* Start STORED DATA *

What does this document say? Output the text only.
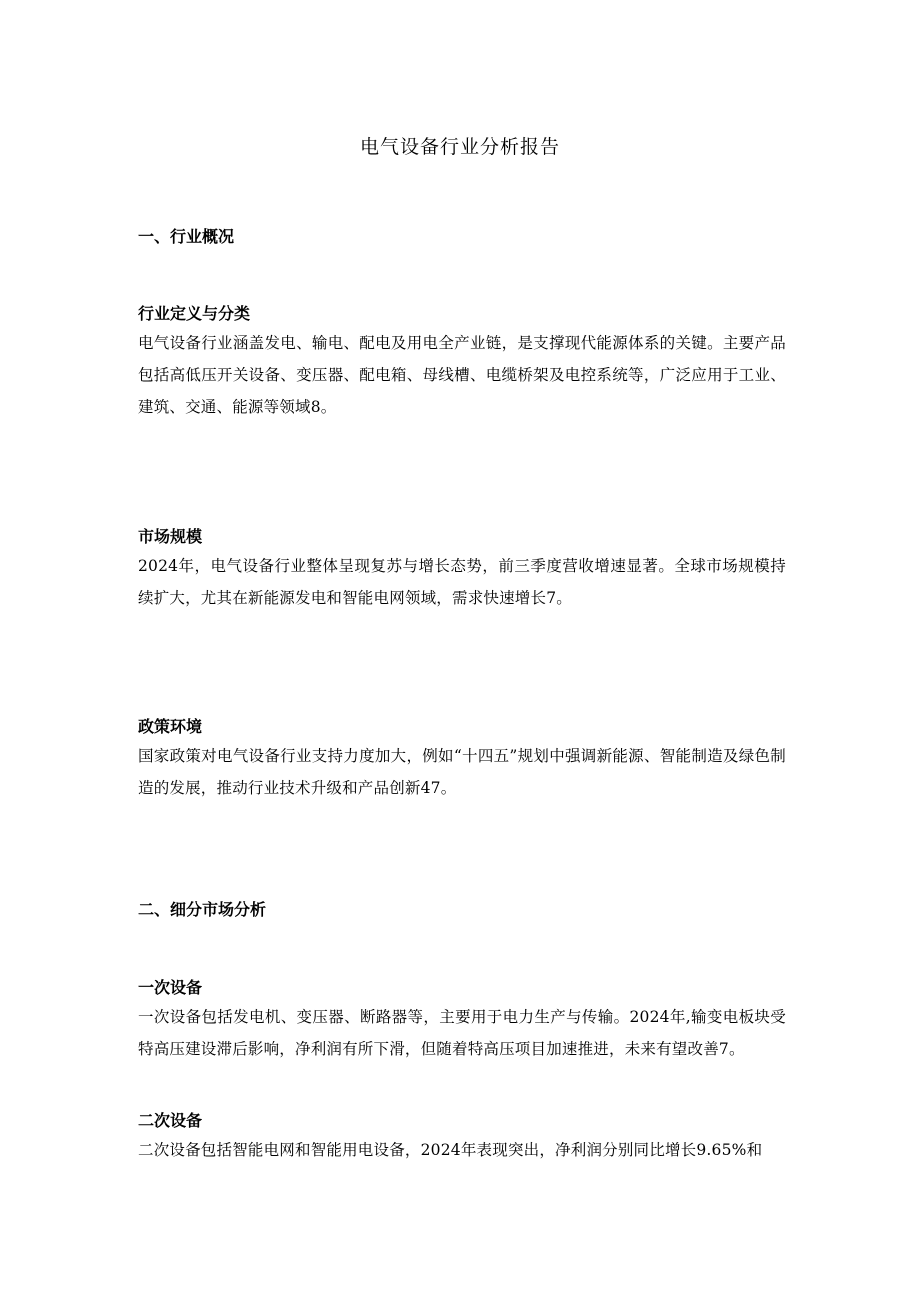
电气设备行业分析报告
一、行业概况
行业定义与分类

电气设备行业涵盖发电、输电、配电及用电全产业链，是支撑现代能源体系的关键。主要产品包括高低压开关设备、变压器、配电箱、母线槽、电缆桥架及电控系统等，广泛应用于工业、建筑、交通、能源等领域8。

市场规模

2024年，电气设备行业整体呈现复苏与增长态势，前三季度营收增速显著。全球市场规模持续扩大，尤其在新能源发电和智能电网领域，需求快速增长7。

政策环境

国家政策对电气设备行业支持力度加大，例如“十四五”规划中强调新能源、智能制造及绿色制造的发展，推动行业技术升级和产品创新47。

二、细分市场分析
一次设备

一次设备包括发电机、变压器、断路器等，主要用于电力生产与传输。2024年,输变电板块受特高压建设滞后影响，净利润有所下滑，但随着特高压项目加速推进，未来有望改善7。

二次设备

二次设备包括智能电网和智能用电设备，2024年表现突出，净利润分别同比增长9.65%和
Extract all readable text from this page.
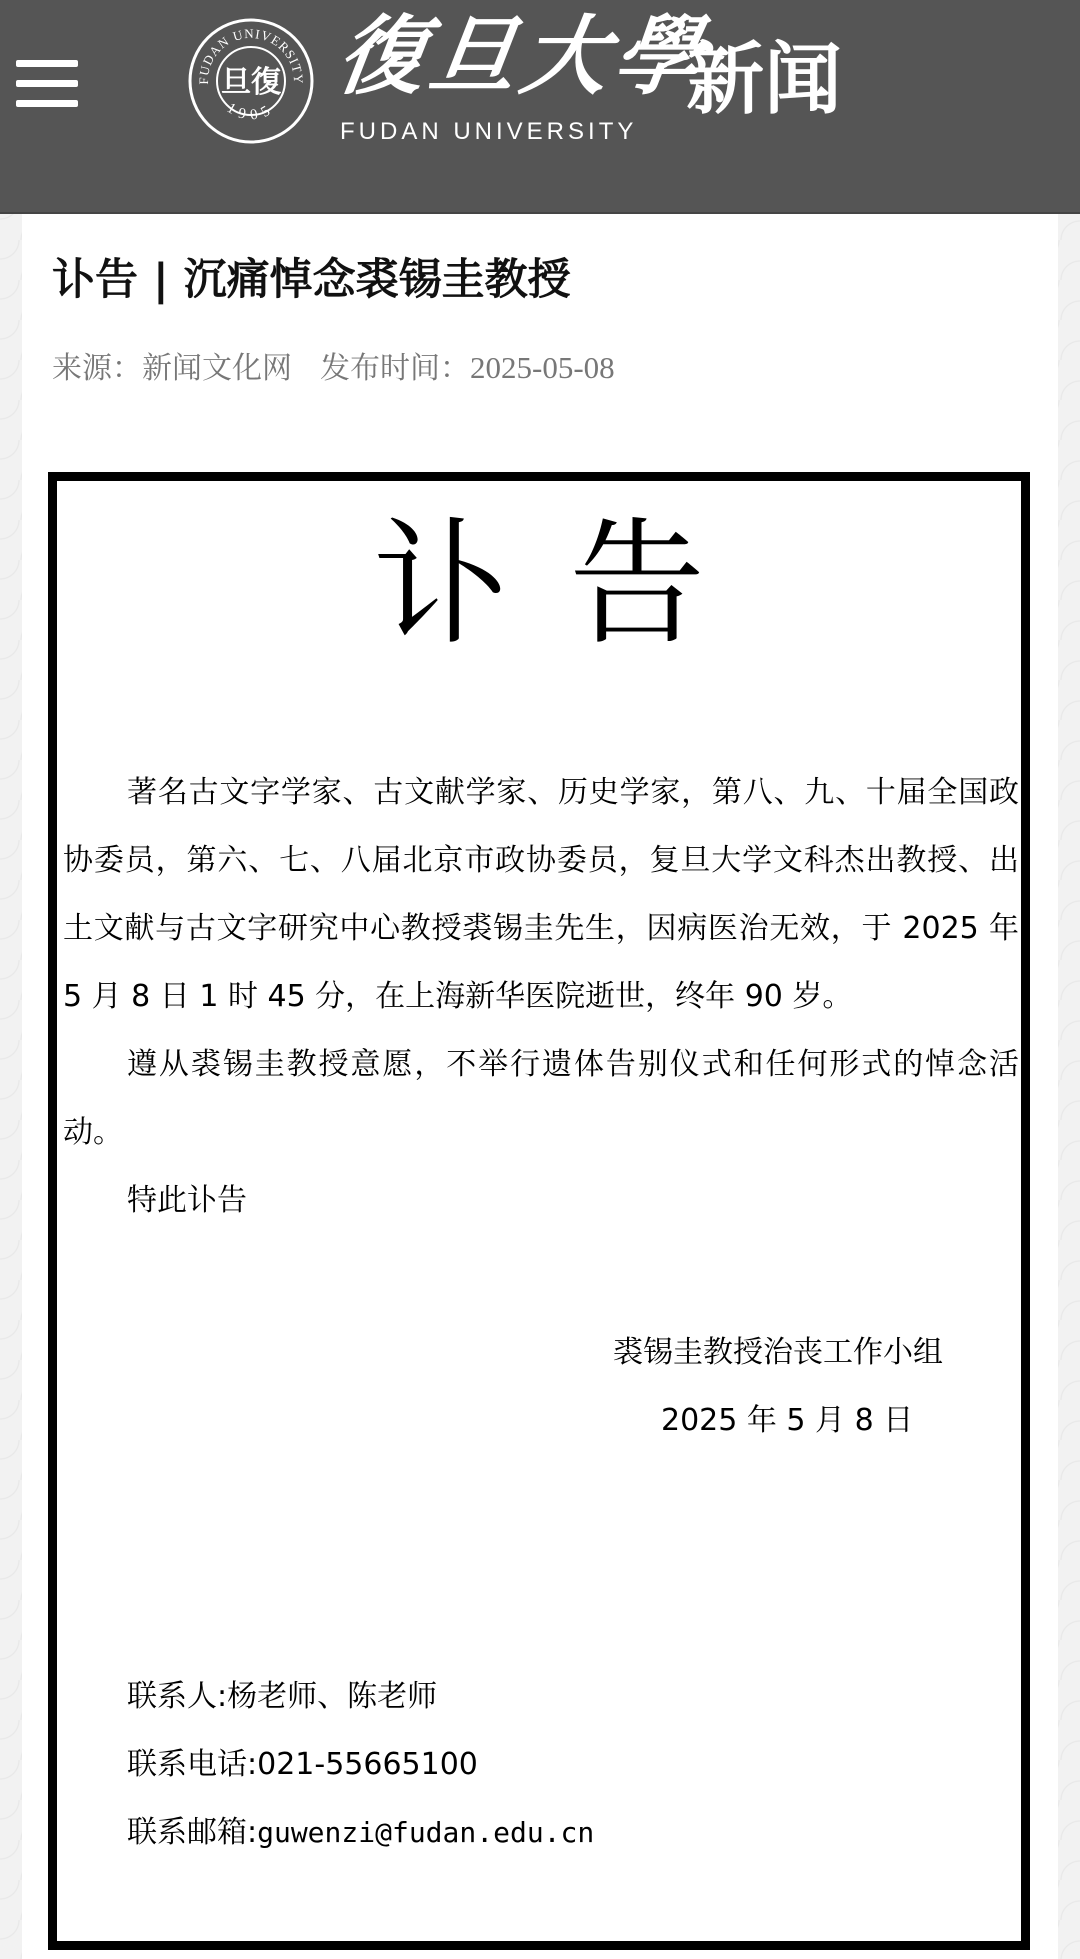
FUDAN UNIVERSITY
1905
旦復 復旦大學
FUDAN UNIVERSITY
新闻
讣告 | 沉痛悼念裘锡圭教授
来源：新闻文化网 发布时间：2025-05-08
讣告

著名古文字学家、古文献学家、历史学家，第八、九、十届全国政协委员，第六、七、八届北京市政协委员，复旦大学文科杰出教授、出土文献与古文字研究中心教授裘锡圭先生，因病医治无效，于 2025 年 5 月 8 日 1 时 45 分，在上海新华医院逝世，终年 90 岁。

遵从裘锡圭教授意愿，不举行遗体告别仪式和任何形式的悼念活动。

特此讣告

裘锡圭教授治丧工作小组
2025 年 5 月 8 日
联系人:杨老师、陈老师
联系电话:021-55665100
联系邮箱:guwenzi@fudan.edu.cn
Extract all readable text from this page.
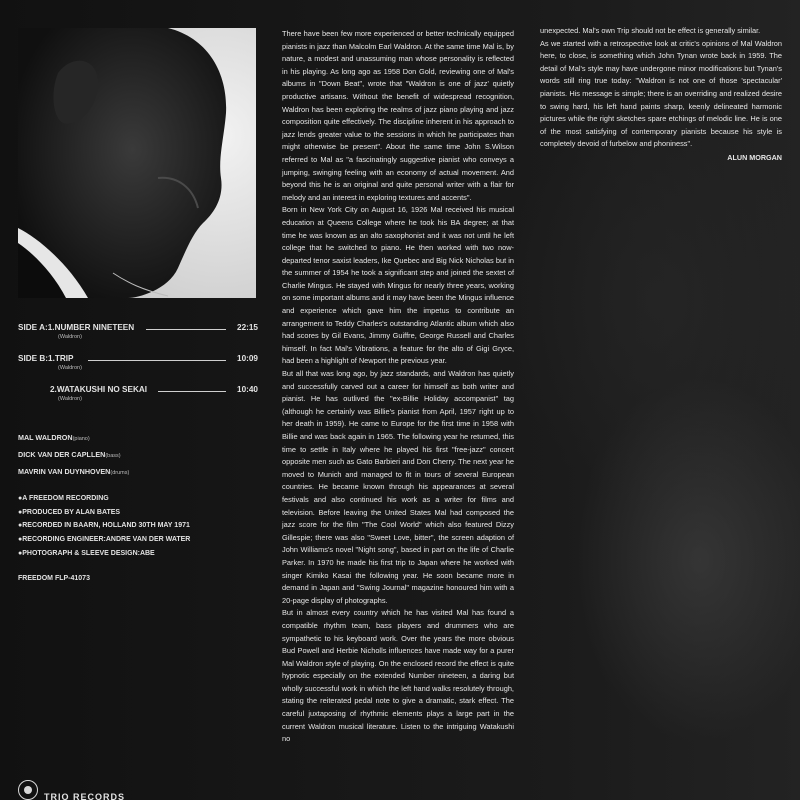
SIDE A:1.NUMBER NINETEEN	22:15
(Waldron)
SIDE B:1.TRIP	10:09
(Waldron)
2.WATAKUSHI NO SEKAI	10:40
(Waldron)
MAL WALDRON(piano)
DICK VAN DER CAPLLEN(bass)
MAVRIN VAN DUYNHOVEN(drums)
●A FREEDOM RECORDING
●PRODUCED BY ALAN BATES
●RECORDED IN BAARN, HOLLAND 30TH MAY 1971
●RECORDING ENGINEER:ANDRE VAN DER WATER
●PHOTOGRAPH & SLEEVE DESIGN:ABE
FREEDOM FLP-41073
TRIO RECORDS

There have been few more experienced or better technically equipped pianists in jazz than Malcolm Earl Waldron. At the same time Mal is, by nature, a modest and unassuming man whose personality is reflected in his playing. As long ago as 1958 Don Gold, reviewing one of Mal's albums in "Down Beat", wrote that "Waldron is one of jazz' quietly productive artisans. Without the benefit of widespread recognition, Waldron has been exploring the realms of jazz piano playing and jazz composition quite effectively. The discipline inherent in his approach to jazz lends greater value to the sessions in which he participates than might otherwise be present". About the same time John S.Wilson referred to Mal as "a fascinatingly suggestive pianist who conveys a jumping, swinging feeling with an economy of actual movement. And beyond this he is an original and quite personal writer with a flair for melody and an interest in exploring textures and accents".

Born in New York City on August 16, 1926 Mal received his musical education at Queens College where he took his BA degree; at that time he was known as an alto saxophonist and it was not until he left college that he switched to piano. He then worked with two now-departed tenor saxist leaders, Ike Quebec and Big Nick Nicholas but in the summer of 1954 he took a significant step and joined the sextet of Charlie Mingus. He stayed with Mingus for nearly three years, working on some important albums and it may have been the Mingus influence and experience which gave him the impetus to contribute an arrangement to Teddy Charles's outstanding Atlantic album which also had scores by Gil Evans, Jimmy Guiffre, George Russell and Charles himself. In fact Mal's Vibrations, a feature for the alto of Gigi Gryce, had been a highlight of Newport the previous year.

But all that was long ago, by jazz standards, and Waldron has quietly and successfully carved out a career for himself as both writer and pianist. He has outlived the "ex-Billie Holiday accompanist" tag (although he certainly was Billie's pianist from April, 1957 right up to her death in 1959). He came to Europe for the first time in 1958 with Billie and was back again in 1965. The following year he returned, this time to settle in Italy where he played his first "free-jazz" concert opposite men such as Gato Barbieri and Don Cherry. The next year he moved to Munich and managed to fit in tours of several European countries. He became known through his appearances at several festivals and also continued his work as a writer for films and television. Before leaving the United States Mal had composed the jazz score for the film "The Cool World" which also featured Dizzy Gillespie; there was also "Sweet Love, bitter", the screen adaption of John Williams's novel "Night song", based in part on the life of Charlie Parker. In 1970 he made his first trip to Japan where he worked with singer Kimiko Kasai the following year. He soon became more in demand in Japan and "Swing Journal" magazine honoured him with a 20-page display of photographs.

But in almost every country which he has visited Mal has found a compatible rhythm team, bass players and drummers who are sympathetic to his keyboard work. Over the years the more obvious Bud Powell and Herbie Nicholls influences have made way for a purer Mal Waldron style of playing. On the enclosed record the effect is quite hypnotic especially on the extended Number nineteen, a daring but wholly successful work in which the left hand walks resolutely through, stating the reiterated pedal note to give a dramatic, stark effect. The careful juxtaposing of rhythmic elements plays a large part in the current Waldron musical literature. Listen to the intriguing Watakushi no

unexpected. Mal's own Trip should not be effect is generally similar.

As we started with a retrospective look at critic's opinions of Mal Waldron here, to close, is something which John Tynan wrote back in 1959. The detail of Mal's style may have undergone minor modifications but Tynan's words still ring true today: "Waldron is not one of those 'spectacular' pianists. His message is simple; there is an overriding and realized desire to swing hard, his left hand paints sharp, keenly delineated harmonic pictures while the right sketches spare etchings of melodic line. He is one of the most satisfying of contemporary pianists because his style is completely devoid of furbelow and phoniness".

ALUN MORGAN
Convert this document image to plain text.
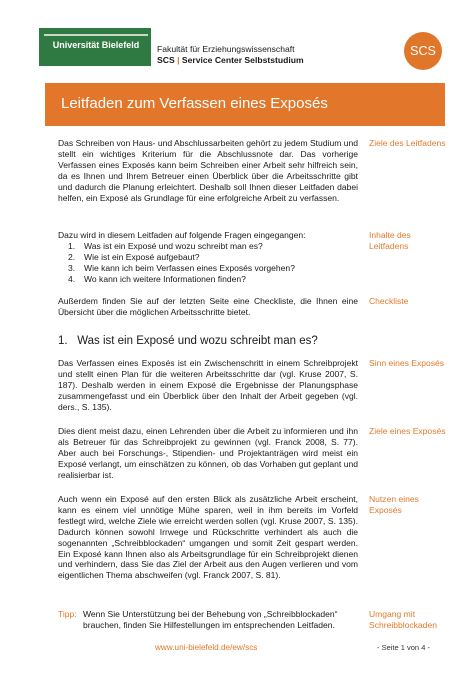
Universität Bielefeld	Fakultät für Erziehungswissenschaft
SCS | Service Center Selbststudium
SCS
Leitfaden zum Verfassen eines Exposés
Das Schreiben von Haus- und Abschlussarbeiten gehört zu jedem Studium und stellt ein wichtiges Kriterium für die Abschlussnote dar. Das vorherige Verfassen eines Exposés kann beim Schreiben einer Arbeit sehr hilfreich sein, da es Ihnen und Ihrem Betreuer einen Überblick über die Arbeitsschritte gibt und dadurch die Planung erleichtert. Deshalb soll Ihnen dieser Leitfaden dabei helfen, ein Exposé als Grundlage für eine erfolgreiche Arbeit zu verfassen.
Ziele des Leitfadens
Dazu wird in diesem Leitfaden auf folgende Fragen eingegangen:
1. Was ist ein Exposé und wozu schreibt man es?
2. Wie ist ein Exposé aufgebaut?
3. Wie kann ich beim Verfassen eines Exposés vorgehen?
4. Wo kann ich weitere Informationen finden?
Inhalte des Leitfadens
Außerdem finden Sie auf der letzten Seite eine Checkliste, die Ihnen eine Übersicht über die möglichen Arbeitsschritte bietet.
Checkliste
1. Was ist ein Exposé und wozu schreibt man es?
Das Verfassen eines Exposés ist ein Zwischenschritt in einem Schreibprojekt und stellt einen Plan für die weiteren Arbeitsschritte dar (vgl. Kruse 2007, S. 187). Deshalb werden in einem Exposé die Ergebnisse der Planungsphase zusammengefasst und ein Überblick über den Inhalt der Arbeit gegeben (vgl. ders., S. 135).
Sinn eines Exposés
Dies dient meist dazu, einen Lehrenden über die Arbeit zu informieren und ihn als Betreuer für das Schreibprojekt zu gewinnen (vgl. Franck 2008, S. 77). Aber auch bei Forschungs-, Stipendien- und Projektanträgen wird meist ein Exposé verlangt, um einschätzen zu können, ob das Vorhaben gut geplant und realisierbar ist.
Ziele eines Exposés
Auch wenn ein Exposé auf den ersten Blick als zusätzliche Arbeit erscheint, kann es einem viel unnötige Mühe sparen, weil in ihm bereits im Vorfeld festlegt wird, welche Ziele wie erreicht werden sollen (vgl. Kruse 2007, S. 135). Dadurch können sowohl Irrwege und Rückschritte verhindert als auch die sogenannten „Schreibblockaden“ umgangen und somit Zeit gespart werden. Ein Exposé kann Ihnen also als Arbeitsgrundlage für ein Schreibprojekt dienen und verhindern, dass Sie das Ziel der Arbeit aus den Augen verlieren und vom eigentlichen Thema abschweifen (vgl. Franck 2007, S. 81).
Nutzen eines Exposés
Tipp: Wenn Sie Unterstützung bei der Behebung von „Schreibblockaden“ brauchen, finden Sie Hilfestellungen im entsprechenden Leitfaden.
Umgang mit Schreibblockaden
www.uni-bielefeld.de/ew/scs	- Seite 1 von 4 -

* End STORED DATA *

> **OBJECTIVE**
Each line that contains the string "Seite" counts once; say how many there are and nothing else.

> **COMPLETED TASK**
2